_What is required:_
Reproduce each of the items below verbatim, omitting the pictures from your answer.

--- Records to process ---

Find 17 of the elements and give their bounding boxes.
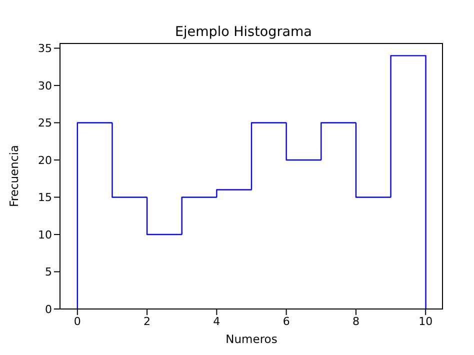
y-axis-title: Frecuencia — [7, 145, 22, 207]
y-tick-label: 35 — [38, 42, 52, 56]
y-tick-label: 5 — [45, 266, 52, 279]
y-tick-label: 15 — [38, 191, 52, 204]
y-tick-label: 10 — [38, 228, 52, 242]
x-tick-label: 0 — [74, 314, 81, 328]
y-tick-label: 25 — [38, 116, 52, 130]
x-tick-label: 10 — [418, 314, 433, 328]
y-tick-label: 20 — [38, 154, 52, 167]
x-tick-label: 4 — [213, 314, 220, 328]
y-tick-label: 0 — [45, 302, 52, 316]
x-tick-label: 8 — [352, 314, 360, 328]
x-tick-label: 2 — [144, 314, 151, 328]
y-tick-label: 30 — [38, 79, 52, 92]
x-axis-title: Numeros — [226, 332, 278, 346]
chart-title: Ejemplo Histograma — [174, 24, 313, 40]
x-tick-label: 6 — [282, 314, 290, 328]
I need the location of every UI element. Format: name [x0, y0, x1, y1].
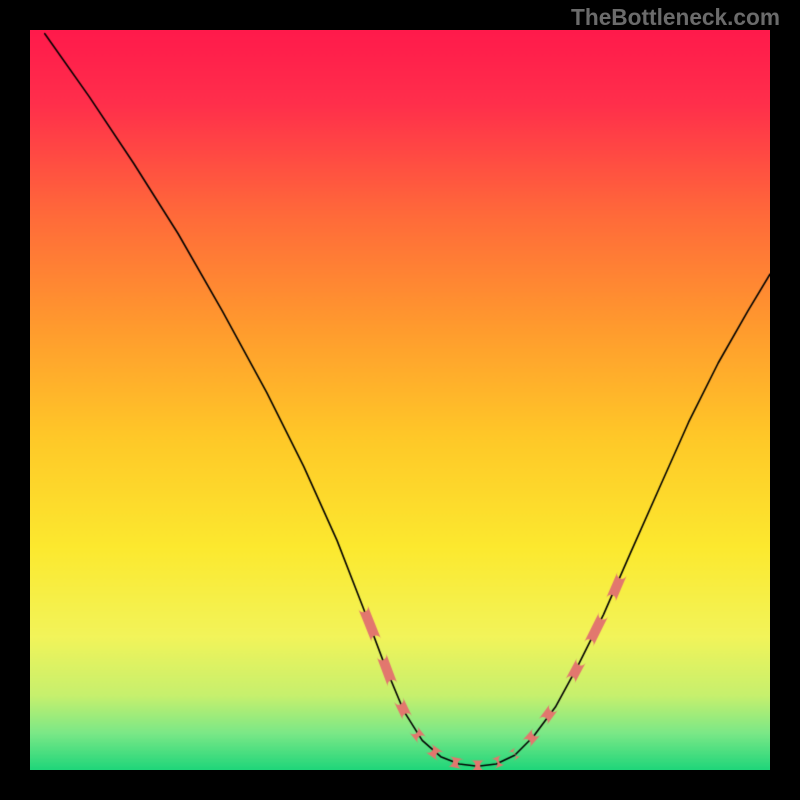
watermark-text: TheBottleneck.com	[571, 4, 780, 31]
chart-stage: TheBottleneck.com	[0, 0, 800, 800]
plot-area	[30, 30, 770, 770]
bottleneck-curve-chart	[30, 30, 770, 770]
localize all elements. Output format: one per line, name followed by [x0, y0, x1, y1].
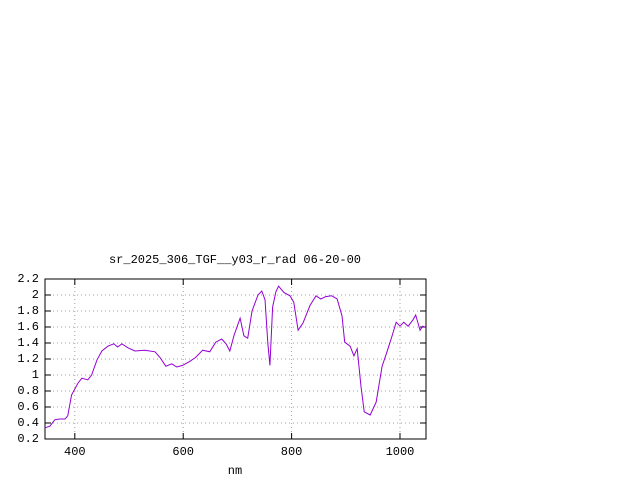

---

_Written reply:_
Find 17 of the elements and give their bounding boxes.
y-axis-title: Frecuencia — [7, 145, 22, 207]
y-tick-label: 35 — [38, 42, 52, 56]
y-tick-label: 5 — [45, 266, 52, 279]
y-tick-label: 15 — [38, 191, 52, 204]
y-tick-label: 10 — [38, 228, 52, 242]
x-tick-label: 0 — [74, 314, 81, 328]
y-tick-label: 25 — [38, 116, 52, 130]
x-tick-label: 10 — [418, 314, 433, 328]
y-tick-label: 20 — [38, 154, 52, 167]
x-tick-label: 4 — [213, 314, 220, 328]
y-tick-label: 0 — [45, 302, 52, 316]
x-tick-label: 8 — [352, 314, 360, 328]
x-tick-label: 2 — [144, 314, 151, 328]
y-tick-label: 30 — [38, 79, 52, 92]
x-axis-title: Numeros — [226, 332, 278, 346]
chart-title: Ejemplo Histograma — [174, 24, 313, 40]
x-tick-label: 6 — [282, 314, 290, 328]
I need the location of every UI element. Format: name [x0, y0, x1, y1].
watermark-text: TheBottleneck.com	[571, 4, 780, 31]
chart-stage: TheBottleneck.com	[0, 0, 800, 800]
plot-area	[30, 30, 770, 770]
bottleneck-curve-chart	[30, 30, 770, 770]
localize all elements. Output format: one per line, name followed by [x0, y0, x1, y1].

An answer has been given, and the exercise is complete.